(Items from a figure collection)

----------

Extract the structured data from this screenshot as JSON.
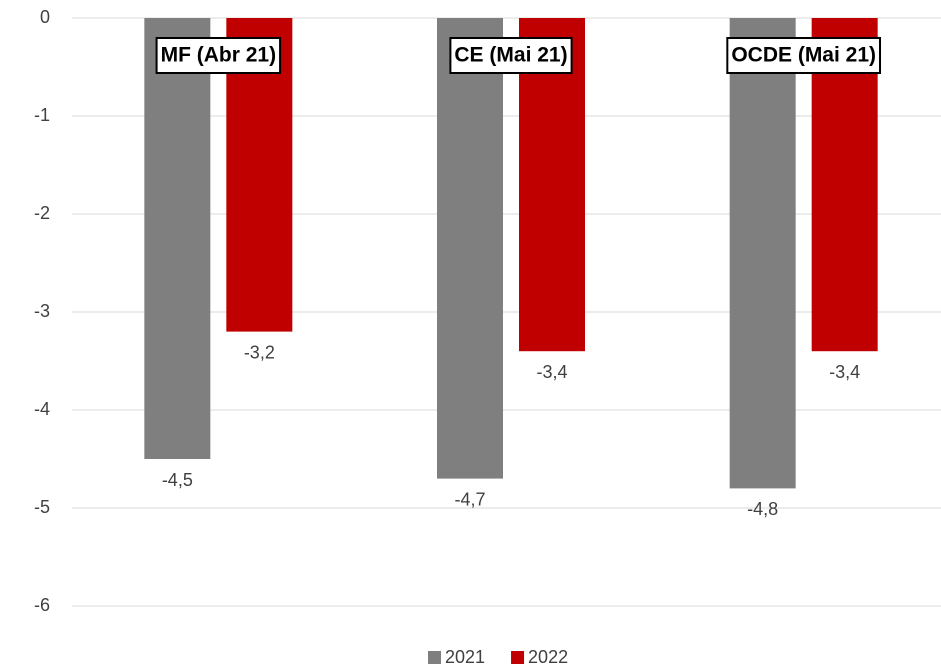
{
  "chart_data": {
    "type": "bar",
    "categories": [
      "MF (Abr 21)",
      "CE (Mai 21)",
      "OCDE (Mai 21)"
    ],
    "series": [
      {
        "name": "2021",
        "color": "#7f7f7f",
        "values": [
          -4.5,
          -4.7,
          -4.8
        ],
        "value_labels": [
          "-4,5",
          "-4,7",
          "-4,8"
        ]
      },
      {
        "name": "2022",
        "color": "#c00000",
        "values": [
          -3.2,
          -3.4,
          -3.4
        ],
        "value_labels": [
          "-3,2",
          "-3,4",
          "-3,4"
        ]
      }
    ],
    "ylim": [
      -6,
      0
    ],
    "yticks": [
      0,
      -1,
      -2,
      -3,
      -4,
      -5,
      -6
    ],
    "grid": true,
    "legend": "bottom"
  }
}
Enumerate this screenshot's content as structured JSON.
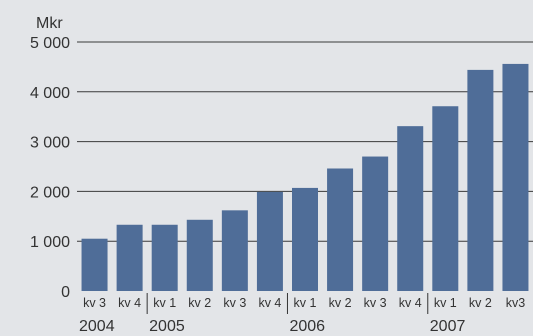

----------

**WORK REQUIRED**:
Above are the records; reproduce them exactly and leave out the pictures.

**FULL ANSWER**:
Extract the structured data from this screenshot as JSON.
{
  "chart_data": {
    "type": "bar",
    "categories": [
      "MF (Abr 21)",
      "CE (Mai 21)",
      "OCDE (Mai 21)"
    ],
    "series": [
      {
        "name": "2021",
        "color": "#7f7f7f",
        "values": [
          -4.5,
          -4.7,
          -4.8
        ],
        "value_labels": [
          "-4,5",
          "-4,7",
          "-4,8"
        ]
      },
      {
        "name": "2022",
        "color": "#c00000",
        "values": [
          -3.2,
          -3.4,
          -3.4
        ],
        "value_labels": [
          "-3,2",
          "-3,4",
          "-3,4"
        ]
      }
    ],
    "ylim": [
      -6,
      0
    ],
    "yticks": [
      0,
      -1,
      -2,
      -3,
      -4,
      -5,
      -6
    ],
    "grid": true,
    "legend": "bottom"
  }
}
Enumerate this screenshot's content as structured JSON.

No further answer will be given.